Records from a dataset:
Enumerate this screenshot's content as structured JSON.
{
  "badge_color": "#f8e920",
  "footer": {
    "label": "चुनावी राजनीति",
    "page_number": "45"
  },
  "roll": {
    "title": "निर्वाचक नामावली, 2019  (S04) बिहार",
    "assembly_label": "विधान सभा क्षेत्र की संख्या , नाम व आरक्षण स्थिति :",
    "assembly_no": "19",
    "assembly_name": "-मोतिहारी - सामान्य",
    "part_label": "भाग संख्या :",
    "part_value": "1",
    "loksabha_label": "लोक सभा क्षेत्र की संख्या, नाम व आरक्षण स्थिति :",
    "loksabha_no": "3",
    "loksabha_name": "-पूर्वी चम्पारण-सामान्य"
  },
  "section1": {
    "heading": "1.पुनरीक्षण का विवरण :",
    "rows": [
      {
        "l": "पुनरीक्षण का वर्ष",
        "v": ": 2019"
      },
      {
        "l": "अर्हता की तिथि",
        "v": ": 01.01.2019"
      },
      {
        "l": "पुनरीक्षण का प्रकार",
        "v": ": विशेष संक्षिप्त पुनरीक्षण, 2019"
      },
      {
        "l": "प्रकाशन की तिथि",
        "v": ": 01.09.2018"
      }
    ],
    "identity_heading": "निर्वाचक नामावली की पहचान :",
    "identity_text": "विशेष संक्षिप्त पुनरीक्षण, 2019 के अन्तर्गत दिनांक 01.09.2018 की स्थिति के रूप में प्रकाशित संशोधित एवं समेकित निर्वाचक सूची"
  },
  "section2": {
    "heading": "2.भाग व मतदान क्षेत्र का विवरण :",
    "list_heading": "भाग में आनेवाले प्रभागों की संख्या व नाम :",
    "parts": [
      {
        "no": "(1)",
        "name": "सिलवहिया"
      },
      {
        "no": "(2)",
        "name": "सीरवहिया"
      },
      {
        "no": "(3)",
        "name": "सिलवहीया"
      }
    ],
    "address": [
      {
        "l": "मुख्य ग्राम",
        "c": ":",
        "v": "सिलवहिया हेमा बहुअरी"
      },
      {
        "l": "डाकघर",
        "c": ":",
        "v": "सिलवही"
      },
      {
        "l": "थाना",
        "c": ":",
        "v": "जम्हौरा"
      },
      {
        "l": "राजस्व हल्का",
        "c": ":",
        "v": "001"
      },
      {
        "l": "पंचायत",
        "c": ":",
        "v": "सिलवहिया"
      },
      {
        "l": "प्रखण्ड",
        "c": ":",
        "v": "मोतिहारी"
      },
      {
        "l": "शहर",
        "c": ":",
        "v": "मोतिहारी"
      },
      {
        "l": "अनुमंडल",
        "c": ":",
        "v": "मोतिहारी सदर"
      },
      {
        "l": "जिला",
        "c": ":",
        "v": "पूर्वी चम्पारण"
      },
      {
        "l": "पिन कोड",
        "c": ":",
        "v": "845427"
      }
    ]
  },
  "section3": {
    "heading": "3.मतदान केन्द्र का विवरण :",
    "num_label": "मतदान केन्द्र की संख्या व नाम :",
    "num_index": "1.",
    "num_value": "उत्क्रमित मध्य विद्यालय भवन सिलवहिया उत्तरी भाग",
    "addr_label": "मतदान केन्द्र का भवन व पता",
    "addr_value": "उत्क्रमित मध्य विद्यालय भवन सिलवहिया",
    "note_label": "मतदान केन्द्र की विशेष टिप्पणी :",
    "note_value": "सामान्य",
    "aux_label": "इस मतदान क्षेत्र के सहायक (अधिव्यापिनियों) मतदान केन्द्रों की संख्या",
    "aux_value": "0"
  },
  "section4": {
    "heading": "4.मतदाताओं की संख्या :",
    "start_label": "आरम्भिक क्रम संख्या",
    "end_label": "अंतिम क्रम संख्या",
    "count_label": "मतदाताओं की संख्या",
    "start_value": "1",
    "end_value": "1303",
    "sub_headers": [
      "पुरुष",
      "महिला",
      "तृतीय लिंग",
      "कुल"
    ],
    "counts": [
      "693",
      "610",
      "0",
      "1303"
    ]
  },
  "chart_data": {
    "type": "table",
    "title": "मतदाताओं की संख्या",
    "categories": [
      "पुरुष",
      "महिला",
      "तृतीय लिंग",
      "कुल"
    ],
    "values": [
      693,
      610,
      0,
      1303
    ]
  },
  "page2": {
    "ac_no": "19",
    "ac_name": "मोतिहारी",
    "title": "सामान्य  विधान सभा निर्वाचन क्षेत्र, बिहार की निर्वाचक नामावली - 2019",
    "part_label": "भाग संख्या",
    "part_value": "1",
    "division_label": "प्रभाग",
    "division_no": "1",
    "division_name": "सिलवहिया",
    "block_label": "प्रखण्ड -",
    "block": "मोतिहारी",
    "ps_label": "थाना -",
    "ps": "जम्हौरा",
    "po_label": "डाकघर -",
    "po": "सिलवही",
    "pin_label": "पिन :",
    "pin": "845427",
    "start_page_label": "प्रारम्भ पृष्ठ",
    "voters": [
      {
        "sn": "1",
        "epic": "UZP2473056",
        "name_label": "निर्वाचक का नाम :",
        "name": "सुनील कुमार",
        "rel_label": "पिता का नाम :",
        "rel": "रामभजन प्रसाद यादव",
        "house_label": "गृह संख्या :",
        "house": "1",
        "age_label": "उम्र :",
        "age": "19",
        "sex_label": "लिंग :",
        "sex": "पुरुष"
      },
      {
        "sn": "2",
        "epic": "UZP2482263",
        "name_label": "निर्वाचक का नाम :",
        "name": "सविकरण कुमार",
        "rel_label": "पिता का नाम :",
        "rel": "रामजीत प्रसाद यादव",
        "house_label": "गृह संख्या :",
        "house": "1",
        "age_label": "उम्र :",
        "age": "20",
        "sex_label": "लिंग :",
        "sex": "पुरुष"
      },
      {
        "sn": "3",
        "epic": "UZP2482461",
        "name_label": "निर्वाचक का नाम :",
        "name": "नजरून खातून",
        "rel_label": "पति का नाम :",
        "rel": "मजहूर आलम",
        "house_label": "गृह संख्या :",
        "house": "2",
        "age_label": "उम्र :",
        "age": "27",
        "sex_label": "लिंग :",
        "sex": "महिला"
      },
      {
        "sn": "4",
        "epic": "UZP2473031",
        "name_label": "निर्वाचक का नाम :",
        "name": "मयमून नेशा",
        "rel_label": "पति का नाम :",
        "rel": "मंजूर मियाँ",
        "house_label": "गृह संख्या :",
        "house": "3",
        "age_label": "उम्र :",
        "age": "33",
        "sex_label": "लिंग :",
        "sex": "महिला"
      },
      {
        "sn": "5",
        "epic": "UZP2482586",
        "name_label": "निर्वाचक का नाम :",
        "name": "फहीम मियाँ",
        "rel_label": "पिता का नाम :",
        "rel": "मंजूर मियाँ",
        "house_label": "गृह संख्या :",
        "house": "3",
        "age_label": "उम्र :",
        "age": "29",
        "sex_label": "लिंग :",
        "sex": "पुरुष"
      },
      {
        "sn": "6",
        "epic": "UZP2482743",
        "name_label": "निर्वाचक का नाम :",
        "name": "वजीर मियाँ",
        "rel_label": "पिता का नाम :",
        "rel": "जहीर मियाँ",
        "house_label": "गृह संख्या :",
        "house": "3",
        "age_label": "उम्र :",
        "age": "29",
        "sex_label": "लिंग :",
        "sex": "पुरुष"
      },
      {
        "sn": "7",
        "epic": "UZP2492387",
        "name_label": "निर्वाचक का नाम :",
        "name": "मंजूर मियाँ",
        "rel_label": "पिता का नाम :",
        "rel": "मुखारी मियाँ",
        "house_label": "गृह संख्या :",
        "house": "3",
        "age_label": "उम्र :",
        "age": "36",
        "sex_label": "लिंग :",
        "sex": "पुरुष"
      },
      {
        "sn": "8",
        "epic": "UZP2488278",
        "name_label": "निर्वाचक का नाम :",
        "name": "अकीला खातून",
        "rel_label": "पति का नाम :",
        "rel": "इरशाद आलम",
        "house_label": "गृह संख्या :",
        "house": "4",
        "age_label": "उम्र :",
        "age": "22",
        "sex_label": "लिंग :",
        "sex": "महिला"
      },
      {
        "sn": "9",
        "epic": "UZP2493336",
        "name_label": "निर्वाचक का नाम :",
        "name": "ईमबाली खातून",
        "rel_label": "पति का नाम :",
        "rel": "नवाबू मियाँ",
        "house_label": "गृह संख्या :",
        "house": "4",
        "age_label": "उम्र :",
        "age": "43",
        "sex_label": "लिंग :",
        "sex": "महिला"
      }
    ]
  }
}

Set exercise =
Search the entries for the word "epic" and pick out every line that holds it.

Answer to this exercise =
        "epic": "UZP2473056",
        "epic": "UZP2482263",
        "epic": "UZP2482461",
        "epic": "UZP2473031",
        "epic": "UZP2482586",
        "epic": "UZP2482743",
        "epic": "UZP2492387",
        "epic": "UZP2488278",
        "epic": "UZP2493336",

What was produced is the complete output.